Objective - Report each line of the data that includes the word "MAPPLEWELL".

Data in this exercise -
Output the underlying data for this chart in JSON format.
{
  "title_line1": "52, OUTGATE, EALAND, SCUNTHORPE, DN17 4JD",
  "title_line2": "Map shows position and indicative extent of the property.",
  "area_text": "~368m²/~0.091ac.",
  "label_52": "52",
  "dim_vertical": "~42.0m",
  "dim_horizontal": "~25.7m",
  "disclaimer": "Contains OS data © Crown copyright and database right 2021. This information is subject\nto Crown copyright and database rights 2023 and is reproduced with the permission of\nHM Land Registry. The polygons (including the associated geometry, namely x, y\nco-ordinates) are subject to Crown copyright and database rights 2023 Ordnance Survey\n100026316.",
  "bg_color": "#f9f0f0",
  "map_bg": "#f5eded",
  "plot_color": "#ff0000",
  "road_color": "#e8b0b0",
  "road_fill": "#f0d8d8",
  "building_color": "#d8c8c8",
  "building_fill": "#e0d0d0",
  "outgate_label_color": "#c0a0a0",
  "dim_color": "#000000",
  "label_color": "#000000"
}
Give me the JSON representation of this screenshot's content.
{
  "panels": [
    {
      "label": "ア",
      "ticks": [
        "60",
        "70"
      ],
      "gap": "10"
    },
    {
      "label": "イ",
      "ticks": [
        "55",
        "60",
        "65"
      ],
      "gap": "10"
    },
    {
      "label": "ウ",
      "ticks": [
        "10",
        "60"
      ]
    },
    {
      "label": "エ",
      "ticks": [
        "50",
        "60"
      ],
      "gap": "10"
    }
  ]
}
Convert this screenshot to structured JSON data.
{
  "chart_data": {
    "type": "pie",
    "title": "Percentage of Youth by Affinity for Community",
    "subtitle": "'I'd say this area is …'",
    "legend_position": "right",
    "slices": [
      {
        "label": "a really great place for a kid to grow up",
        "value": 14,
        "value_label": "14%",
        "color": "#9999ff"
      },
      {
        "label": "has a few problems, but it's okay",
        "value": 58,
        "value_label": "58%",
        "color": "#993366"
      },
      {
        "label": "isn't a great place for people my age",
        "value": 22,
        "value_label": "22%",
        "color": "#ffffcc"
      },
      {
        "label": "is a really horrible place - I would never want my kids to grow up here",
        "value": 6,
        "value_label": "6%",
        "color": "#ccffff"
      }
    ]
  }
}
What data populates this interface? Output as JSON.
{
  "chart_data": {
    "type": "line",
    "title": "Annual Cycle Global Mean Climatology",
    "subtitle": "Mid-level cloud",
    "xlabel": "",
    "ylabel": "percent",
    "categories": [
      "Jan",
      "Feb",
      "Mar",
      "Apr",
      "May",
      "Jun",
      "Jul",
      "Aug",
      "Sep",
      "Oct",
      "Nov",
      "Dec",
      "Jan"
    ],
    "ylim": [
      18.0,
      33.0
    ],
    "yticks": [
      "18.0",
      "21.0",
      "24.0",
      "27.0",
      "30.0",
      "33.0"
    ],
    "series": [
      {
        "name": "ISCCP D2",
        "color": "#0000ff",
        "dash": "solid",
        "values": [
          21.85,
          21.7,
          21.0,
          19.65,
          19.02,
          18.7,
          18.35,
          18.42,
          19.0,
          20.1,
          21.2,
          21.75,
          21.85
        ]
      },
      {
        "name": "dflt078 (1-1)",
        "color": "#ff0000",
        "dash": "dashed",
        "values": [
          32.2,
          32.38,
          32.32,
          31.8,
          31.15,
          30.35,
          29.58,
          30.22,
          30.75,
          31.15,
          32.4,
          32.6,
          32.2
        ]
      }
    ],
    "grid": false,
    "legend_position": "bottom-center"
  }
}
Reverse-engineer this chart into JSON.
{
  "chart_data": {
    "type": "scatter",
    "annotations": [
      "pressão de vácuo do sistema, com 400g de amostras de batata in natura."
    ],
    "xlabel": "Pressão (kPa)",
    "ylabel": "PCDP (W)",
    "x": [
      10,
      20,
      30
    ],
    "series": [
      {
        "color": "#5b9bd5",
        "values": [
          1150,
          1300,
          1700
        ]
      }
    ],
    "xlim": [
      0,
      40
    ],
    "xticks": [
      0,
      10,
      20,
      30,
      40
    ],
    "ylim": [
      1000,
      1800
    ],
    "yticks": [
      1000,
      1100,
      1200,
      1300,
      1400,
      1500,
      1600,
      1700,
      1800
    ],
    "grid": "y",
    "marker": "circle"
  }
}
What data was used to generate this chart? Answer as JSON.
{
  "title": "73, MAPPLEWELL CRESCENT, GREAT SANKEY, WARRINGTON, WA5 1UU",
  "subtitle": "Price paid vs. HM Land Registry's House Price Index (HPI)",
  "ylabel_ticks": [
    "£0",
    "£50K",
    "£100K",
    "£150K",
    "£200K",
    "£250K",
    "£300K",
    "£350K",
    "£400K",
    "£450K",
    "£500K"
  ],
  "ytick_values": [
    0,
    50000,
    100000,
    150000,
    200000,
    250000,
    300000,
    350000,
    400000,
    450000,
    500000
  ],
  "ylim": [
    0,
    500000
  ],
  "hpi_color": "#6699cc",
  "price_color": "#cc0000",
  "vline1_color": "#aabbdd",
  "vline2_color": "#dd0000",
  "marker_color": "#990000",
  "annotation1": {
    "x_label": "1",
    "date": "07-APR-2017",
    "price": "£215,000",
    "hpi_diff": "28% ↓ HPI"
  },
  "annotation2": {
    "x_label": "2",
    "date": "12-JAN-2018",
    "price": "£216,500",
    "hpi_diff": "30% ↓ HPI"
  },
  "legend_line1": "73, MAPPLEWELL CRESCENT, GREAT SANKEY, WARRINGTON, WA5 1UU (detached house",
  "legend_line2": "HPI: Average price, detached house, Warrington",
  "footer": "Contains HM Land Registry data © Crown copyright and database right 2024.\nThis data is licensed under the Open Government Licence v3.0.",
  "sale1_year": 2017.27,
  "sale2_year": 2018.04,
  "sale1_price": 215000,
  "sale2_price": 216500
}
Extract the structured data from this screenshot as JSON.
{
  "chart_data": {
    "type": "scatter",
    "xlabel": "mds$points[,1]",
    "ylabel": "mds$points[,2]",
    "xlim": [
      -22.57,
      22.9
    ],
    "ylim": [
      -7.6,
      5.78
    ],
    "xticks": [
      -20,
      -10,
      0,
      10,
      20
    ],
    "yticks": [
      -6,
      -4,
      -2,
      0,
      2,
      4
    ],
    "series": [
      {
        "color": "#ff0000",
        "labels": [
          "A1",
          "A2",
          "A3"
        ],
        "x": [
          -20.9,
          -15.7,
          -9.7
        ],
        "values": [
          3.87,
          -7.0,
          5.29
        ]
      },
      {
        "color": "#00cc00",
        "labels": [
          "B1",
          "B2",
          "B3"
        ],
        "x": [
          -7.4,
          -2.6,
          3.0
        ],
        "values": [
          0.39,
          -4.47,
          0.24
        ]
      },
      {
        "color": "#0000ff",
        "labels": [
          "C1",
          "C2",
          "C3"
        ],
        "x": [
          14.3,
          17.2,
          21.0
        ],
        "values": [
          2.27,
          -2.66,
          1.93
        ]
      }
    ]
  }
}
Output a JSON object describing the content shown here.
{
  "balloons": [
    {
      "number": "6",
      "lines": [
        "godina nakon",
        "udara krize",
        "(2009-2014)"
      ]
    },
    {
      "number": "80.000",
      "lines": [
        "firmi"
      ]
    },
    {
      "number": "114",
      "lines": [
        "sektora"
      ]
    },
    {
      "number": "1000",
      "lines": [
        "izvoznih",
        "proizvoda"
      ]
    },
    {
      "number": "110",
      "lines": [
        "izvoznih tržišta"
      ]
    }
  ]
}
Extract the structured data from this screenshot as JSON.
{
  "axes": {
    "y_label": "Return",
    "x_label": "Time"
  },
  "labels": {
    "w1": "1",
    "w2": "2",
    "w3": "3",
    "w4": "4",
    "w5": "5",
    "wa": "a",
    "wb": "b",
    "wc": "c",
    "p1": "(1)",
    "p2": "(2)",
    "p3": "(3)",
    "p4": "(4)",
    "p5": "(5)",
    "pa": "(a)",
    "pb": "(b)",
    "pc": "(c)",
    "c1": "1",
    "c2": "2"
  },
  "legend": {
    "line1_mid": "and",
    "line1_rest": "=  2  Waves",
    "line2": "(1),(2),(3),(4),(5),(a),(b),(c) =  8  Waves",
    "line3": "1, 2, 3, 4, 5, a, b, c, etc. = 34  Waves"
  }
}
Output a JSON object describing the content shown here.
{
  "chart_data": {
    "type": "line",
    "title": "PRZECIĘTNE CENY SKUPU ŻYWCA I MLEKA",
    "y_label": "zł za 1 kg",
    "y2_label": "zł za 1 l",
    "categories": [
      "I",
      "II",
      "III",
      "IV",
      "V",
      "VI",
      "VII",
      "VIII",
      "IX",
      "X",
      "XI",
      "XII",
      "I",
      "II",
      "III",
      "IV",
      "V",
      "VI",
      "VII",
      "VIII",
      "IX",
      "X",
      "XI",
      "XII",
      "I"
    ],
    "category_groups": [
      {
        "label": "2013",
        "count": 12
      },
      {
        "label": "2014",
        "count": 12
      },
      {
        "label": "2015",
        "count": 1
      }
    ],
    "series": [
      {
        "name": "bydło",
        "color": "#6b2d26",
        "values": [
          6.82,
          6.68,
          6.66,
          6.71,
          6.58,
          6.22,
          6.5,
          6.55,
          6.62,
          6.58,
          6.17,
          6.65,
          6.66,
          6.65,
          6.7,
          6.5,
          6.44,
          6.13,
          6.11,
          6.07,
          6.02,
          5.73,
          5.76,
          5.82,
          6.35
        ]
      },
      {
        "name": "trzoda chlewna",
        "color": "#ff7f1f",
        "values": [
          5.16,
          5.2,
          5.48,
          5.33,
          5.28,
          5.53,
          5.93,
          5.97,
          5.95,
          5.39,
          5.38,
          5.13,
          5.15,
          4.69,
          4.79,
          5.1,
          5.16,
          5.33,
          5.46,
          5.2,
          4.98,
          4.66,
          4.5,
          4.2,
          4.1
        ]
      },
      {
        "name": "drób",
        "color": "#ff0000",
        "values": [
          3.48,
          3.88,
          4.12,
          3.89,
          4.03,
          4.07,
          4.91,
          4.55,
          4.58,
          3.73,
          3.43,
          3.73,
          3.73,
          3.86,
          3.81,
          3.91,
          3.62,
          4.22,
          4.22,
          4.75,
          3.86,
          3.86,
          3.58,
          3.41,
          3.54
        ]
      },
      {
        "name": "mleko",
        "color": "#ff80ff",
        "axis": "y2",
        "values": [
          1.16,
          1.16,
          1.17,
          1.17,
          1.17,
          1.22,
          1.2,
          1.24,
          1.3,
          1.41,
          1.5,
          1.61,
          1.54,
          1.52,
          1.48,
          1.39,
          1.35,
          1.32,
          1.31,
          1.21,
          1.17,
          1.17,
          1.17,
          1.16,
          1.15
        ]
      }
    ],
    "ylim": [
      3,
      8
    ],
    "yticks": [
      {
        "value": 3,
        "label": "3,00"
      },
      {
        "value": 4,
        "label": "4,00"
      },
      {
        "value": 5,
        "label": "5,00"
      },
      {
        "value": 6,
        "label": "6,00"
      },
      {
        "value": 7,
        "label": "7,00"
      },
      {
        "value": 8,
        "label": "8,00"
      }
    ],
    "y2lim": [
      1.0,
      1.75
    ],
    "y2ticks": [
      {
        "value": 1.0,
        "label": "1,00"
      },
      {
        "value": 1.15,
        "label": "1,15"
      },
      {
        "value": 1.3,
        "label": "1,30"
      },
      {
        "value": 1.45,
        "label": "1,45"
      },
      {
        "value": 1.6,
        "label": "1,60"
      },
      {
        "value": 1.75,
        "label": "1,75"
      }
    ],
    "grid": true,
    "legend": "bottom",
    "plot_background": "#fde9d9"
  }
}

Answer to this problem -
  "title": "73, MAPPLEWELL CRESCENT, GREAT SANKEY, WARRINGTON, WA5 1UU",
  "legend_line1": "73, MAPPLEWELL CRESCENT, GREAT SANKEY, WARRINGTON, WA5 1UU (detached house",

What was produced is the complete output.